----- Data for the task
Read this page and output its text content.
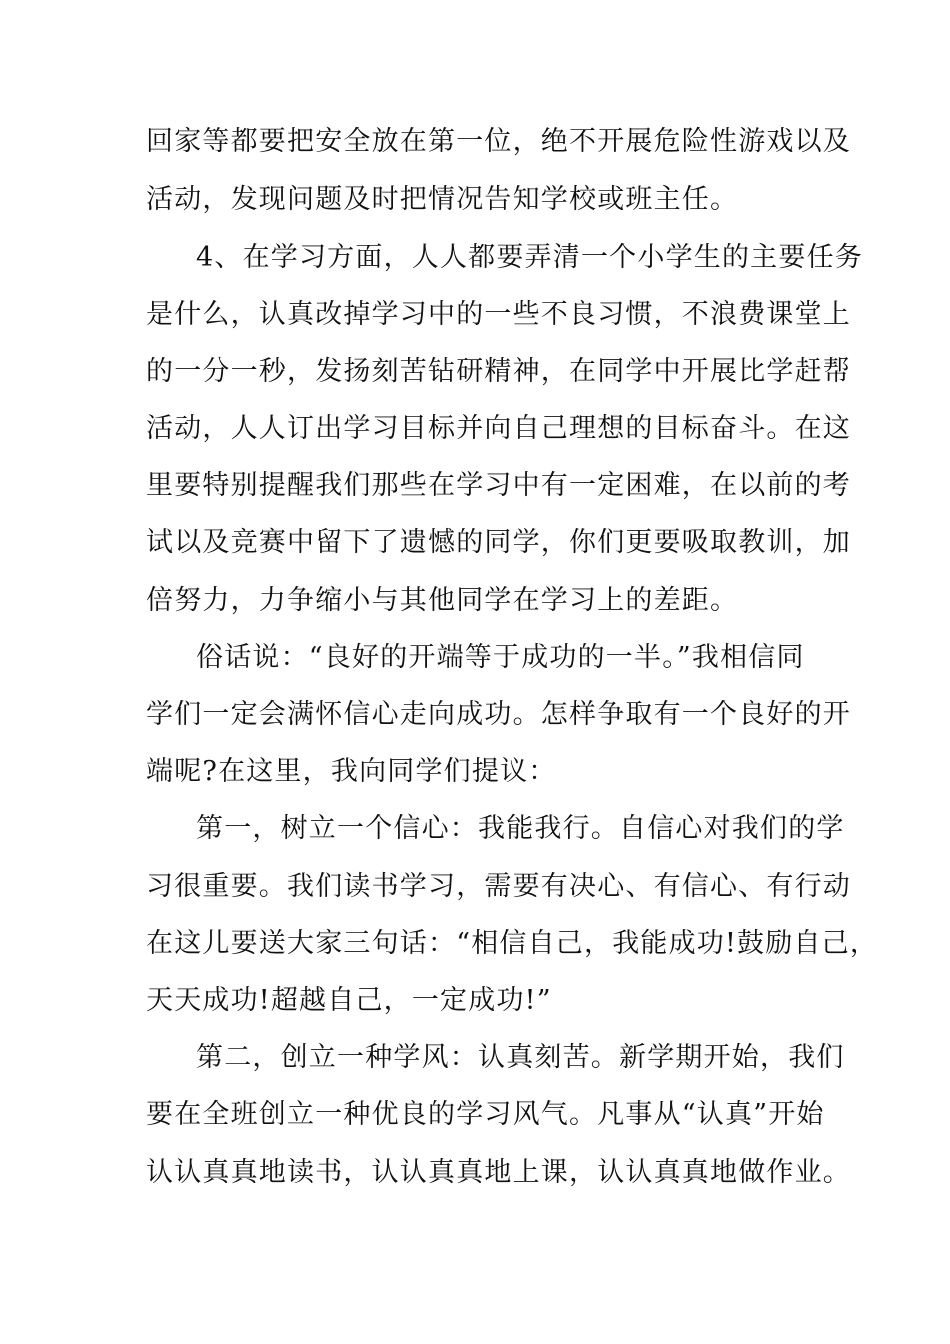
回家等都要把安全放在第一位，绝不开展危险性游戏以及
活动，发现问题及时把情况告知学校或班主任。
4、在学习方面，人人都要弄清一个小学生的主要任务
是什么，认真改掉学习中的一些不良习惯，不浪费课堂上
的一分一秒，发扬刻苦钻研精神，在同学中开展比学赶帮
活动，人人订出学习目标并向自己理想的目标奋斗。在这
里要特别提醒我们那些在学习中有一定困难，在以前的考
试以及竞赛中留下了遗憾的同学，你们更要吸取教训，加
倍努力，力争缩小与其他同学在学习上的差距。
俗话说：“良好的开端等于成功的一半。”我相信同
学们一定会满怀信心走向成功。怎样争取有一个良好的开
端呢?在这里，我向同学们提议：
第一，树立一个信心：我能我行。自信心对我们的学
习很重要。我们读书学习，需要有决心、有信心、有行动
在这儿要送大家三句话：“相信自己，我能成功!鼓励自己，
天天成功!超越自己，一定成功!”
第二，创立一种学风：认真刻苦。新学期开始，我们
要在全班创立一种优良的学习风气。凡事从“认真”开始
认认真真地读书，认认真真地上课，认认真真地做作业。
----------
> [Set exercise]: Repeat the data exactly, dropping every picture it holds.

> [Result of this task]:
Read this page and output its text content.
回家等都要把安全放在第一位，绝不开展危险性游戏以及
活动，发现问题及时把情况告知学校或班主任。
4、在学习方面，人人都要弄清一个小学生的主要任务
是什么，认真改掉学习中的一些不良习惯，不浪费课堂上
的一分一秒，发扬刻苦钻研精神，在同学中开展比学赶帮
活动，人人订出学习目标并向自己理想的目标奋斗。在这
里要特别提醒我们那些在学习中有一定困难，在以前的考
试以及竞赛中留下了遗憾的同学，你们更要吸取教训，加
倍努力，力争缩小与其他同学在学习上的差距。
俗话说：“良好的开端等于成功的一半。”我相信同
学们一定会满怀信心走向成功。怎样争取有一个良好的开
端呢?在这里，我向同学们提议：
第一，树立一个信心：我能我行。自信心对我们的学
习很重要。我们读书学习，需要有决心、有信心、有行动
在这儿要送大家三句话：“相信自己，我能成功!鼓励自己，
天天成功!超越自己，一定成功!”
第二，创立一种学风：认真刻苦。新学期开始，我们
要在全班创立一种优良的学习风气。凡事从“认真”开始
认认真真地读书，认认真真地上课，认认真真地做作业。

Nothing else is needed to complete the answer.